Your task
Search the records for the word "ylabel" and pick out every line that has it.

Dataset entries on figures
»»
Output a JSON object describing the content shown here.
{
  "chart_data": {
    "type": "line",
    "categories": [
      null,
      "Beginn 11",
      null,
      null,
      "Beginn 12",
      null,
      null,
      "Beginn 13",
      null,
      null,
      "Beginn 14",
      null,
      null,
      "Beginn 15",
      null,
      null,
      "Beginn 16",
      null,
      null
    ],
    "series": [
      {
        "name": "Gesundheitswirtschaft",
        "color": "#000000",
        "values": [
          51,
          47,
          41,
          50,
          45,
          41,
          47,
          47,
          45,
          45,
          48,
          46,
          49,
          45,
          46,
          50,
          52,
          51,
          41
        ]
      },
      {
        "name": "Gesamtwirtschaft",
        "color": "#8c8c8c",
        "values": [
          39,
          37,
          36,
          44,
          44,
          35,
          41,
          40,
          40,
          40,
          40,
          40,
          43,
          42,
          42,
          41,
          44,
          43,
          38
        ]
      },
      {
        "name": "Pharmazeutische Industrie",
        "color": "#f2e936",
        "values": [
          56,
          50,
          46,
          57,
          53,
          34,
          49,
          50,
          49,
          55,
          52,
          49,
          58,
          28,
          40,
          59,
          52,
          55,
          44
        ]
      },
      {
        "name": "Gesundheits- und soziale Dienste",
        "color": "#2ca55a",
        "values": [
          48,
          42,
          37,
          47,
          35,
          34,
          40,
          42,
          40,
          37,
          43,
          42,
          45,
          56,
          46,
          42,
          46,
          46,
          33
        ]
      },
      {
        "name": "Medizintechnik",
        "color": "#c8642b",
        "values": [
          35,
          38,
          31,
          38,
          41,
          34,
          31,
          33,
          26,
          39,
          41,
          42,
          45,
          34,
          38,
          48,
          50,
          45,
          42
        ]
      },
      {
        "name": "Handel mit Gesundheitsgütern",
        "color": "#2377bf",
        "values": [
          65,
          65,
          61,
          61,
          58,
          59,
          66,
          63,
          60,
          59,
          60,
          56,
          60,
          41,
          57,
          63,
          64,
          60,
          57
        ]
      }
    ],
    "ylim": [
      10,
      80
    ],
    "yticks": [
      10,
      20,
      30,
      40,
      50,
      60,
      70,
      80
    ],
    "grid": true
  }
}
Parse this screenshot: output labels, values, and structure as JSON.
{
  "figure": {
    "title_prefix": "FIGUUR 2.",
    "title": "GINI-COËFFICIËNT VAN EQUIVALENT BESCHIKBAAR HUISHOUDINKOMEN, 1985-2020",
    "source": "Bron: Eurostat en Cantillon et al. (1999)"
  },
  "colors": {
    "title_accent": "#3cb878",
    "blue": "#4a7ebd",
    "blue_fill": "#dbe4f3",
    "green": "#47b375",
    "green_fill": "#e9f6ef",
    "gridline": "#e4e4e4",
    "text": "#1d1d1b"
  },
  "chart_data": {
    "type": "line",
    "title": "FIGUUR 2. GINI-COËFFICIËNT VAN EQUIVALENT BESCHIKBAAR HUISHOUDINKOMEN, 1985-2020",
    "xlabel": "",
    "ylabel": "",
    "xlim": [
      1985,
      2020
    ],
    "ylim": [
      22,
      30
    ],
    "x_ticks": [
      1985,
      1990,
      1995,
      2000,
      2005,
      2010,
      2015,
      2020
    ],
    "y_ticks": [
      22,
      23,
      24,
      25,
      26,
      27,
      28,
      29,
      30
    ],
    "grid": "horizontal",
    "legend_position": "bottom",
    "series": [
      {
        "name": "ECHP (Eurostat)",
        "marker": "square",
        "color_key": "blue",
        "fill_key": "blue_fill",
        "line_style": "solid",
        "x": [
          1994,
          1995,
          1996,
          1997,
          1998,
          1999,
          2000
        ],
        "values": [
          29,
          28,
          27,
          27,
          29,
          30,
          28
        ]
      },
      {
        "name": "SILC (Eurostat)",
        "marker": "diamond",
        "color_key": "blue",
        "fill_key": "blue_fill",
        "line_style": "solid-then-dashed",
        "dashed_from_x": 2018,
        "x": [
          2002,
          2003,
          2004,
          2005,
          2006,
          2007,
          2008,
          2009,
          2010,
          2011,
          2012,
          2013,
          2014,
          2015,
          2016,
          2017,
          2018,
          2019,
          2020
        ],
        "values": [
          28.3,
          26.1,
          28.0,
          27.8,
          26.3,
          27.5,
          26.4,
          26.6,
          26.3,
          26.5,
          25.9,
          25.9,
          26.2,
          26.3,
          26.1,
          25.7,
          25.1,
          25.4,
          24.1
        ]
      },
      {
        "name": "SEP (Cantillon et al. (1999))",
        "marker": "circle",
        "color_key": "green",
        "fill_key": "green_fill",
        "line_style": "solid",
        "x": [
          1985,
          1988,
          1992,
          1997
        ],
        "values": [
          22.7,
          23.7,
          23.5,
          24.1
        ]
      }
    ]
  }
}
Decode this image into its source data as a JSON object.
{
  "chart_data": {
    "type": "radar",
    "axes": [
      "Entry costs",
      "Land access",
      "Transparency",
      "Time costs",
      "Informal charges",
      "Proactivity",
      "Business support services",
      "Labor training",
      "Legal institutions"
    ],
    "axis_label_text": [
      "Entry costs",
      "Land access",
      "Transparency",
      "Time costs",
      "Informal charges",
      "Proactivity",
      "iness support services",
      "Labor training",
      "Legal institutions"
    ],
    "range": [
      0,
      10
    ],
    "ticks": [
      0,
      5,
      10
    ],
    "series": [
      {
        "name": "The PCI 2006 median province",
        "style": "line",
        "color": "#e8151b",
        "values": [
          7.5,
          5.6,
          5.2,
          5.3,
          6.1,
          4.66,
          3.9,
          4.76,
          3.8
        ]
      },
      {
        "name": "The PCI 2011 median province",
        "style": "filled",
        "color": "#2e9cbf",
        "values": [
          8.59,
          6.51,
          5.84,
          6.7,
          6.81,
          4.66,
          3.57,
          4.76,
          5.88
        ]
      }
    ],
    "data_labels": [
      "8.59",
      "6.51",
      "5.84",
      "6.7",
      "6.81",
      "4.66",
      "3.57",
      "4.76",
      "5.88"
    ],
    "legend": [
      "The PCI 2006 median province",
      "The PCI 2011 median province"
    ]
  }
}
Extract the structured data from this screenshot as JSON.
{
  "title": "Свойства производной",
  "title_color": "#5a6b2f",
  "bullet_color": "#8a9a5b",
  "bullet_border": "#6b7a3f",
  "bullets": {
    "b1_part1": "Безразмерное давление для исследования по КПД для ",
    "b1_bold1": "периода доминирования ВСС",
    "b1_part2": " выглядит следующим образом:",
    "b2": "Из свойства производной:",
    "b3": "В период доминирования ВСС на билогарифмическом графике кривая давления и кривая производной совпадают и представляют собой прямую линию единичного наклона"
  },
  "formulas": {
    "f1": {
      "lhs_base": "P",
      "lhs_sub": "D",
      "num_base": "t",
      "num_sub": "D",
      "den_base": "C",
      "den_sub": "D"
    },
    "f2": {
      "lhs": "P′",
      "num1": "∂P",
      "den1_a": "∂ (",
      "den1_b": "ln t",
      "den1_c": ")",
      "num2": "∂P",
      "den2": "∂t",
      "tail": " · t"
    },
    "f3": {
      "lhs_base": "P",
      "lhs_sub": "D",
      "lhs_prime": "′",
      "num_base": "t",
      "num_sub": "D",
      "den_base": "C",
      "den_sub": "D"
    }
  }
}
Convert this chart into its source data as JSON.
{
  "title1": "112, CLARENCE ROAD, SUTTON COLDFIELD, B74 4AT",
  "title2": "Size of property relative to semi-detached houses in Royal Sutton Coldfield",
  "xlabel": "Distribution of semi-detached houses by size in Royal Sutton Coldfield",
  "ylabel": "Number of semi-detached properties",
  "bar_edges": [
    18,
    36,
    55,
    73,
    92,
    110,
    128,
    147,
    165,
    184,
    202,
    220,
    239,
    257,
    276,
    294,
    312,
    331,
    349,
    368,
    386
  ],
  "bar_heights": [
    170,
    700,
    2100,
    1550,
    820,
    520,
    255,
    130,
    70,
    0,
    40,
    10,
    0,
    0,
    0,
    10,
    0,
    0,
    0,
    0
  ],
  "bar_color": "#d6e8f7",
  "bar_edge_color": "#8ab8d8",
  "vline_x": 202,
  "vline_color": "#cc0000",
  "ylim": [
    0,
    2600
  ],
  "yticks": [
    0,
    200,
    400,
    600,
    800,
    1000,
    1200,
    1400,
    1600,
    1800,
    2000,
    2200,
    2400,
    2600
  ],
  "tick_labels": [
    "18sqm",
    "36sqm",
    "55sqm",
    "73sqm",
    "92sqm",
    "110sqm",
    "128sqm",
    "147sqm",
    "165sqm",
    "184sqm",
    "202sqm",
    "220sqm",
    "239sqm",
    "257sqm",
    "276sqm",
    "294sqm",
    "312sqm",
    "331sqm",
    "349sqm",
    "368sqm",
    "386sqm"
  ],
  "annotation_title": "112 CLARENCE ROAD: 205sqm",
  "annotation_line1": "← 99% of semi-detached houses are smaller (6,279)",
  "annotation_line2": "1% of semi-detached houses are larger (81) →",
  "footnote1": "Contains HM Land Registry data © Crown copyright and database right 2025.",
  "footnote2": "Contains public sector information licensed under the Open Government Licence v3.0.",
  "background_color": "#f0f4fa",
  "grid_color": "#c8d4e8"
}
««
Solution to the exercise
    "ylabel": "",
  "ylabel": "Number of semi-detached properties",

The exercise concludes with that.